--- start ---

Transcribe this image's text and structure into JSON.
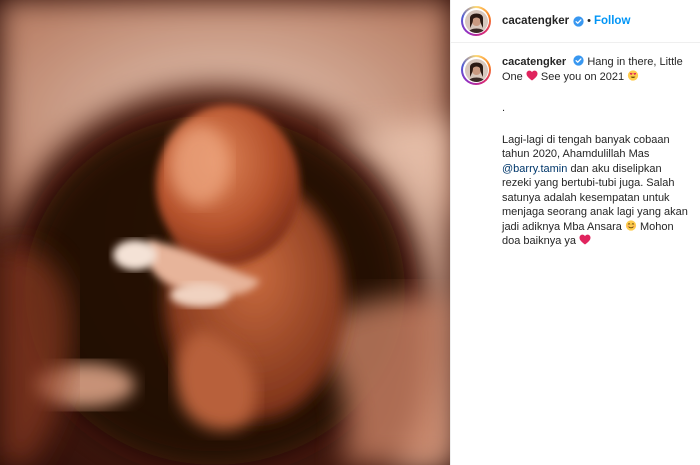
{
  "post": {
    "username": "cacatengker",
    "follow_label": "Follow",
    "separator": "•"
  },
  "icons": {
    "verified": "verified-badge-icon",
    "heart": "red-heart-emoji-icon",
    "heart_eyes": "heart-eyes-emoji-icon",
    "smile": "smiling-emoji-icon"
  },
  "colors": {
    "follow": "#0095f6",
    "verified": "#3897f0",
    "text": "#262626",
    "mention": "#00376b"
  },
  "caption": {
    "username": "cacatengker",
    "line1_text": "Hang in there, Little",
    "line2_text": "One",
    "line2_after_heart": "See you on 2021",
    "dot_line": ".",
    "p1": "Lagi-lagi di tengah banyak cobaan",
    "p2": "tahun 2020, Ahamdulillah Mas",
    "mention": "@barry.tamin",
    "p3_after_mention": "dan aku diselipkan",
    "p4": "rezeki yang bertubi-tubi juga. Salah",
    "p5": "satunya adalah kesempatan untuk",
    "p6": "menjaga seorang anak lagi yang akan",
    "p7_before_emoji": "jadi adiknya Mba Ansara",
    "p7_after_emoji": "Mohon",
    "p8": "doa baiknya ya"
  }
}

--- end ---

* _EXERCISE INSTRUCTIONS_: Reproduce the entries above exactly. Do not include the images.

* _REPLY TO THE EXERCISE_:
Transcribe this image's text and structure into JSON.
{
  "post": {
    "username": "cacatengker",
    "follow_label": "Follow",
    "separator": "•"
  },
  "icons": {
    "verified": "verified-badge-icon",
    "heart": "red-heart-emoji-icon",
    "heart_eyes": "heart-eyes-emoji-icon",
    "smile": "smiling-emoji-icon"
  },
  "colors": {
    "follow": "#0095f6",
    "verified": "#3897f0",
    "text": "#262626",
    "mention": "#00376b"
  },
  "caption": {
    "username": "cacatengker",
    "line1_text": "Hang in there, Little",
    "line2_text": "One",
    "line2_after_heart": "See you on 2021",
    "dot_line": ".",
    "p1": "Lagi-lagi di tengah banyak cobaan",
    "p2": "tahun 2020, Ahamdulillah Mas",
    "mention": "@barry.tamin",
    "p3_after_mention": "dan aku diselipkan",
    "p4": "rezeki yang bertubi-tubi juga. Salah",
    "p5": "satunya adalah kesempatan untuk",
    "p6": "menjaga seorang anak lagi yang akan",
    "p7_before_emoji": "jadi adiknya Mba Ansara",
    "p7_after_emoji": "Mohon",
    "p8": "doa baiknya ya"
  }
}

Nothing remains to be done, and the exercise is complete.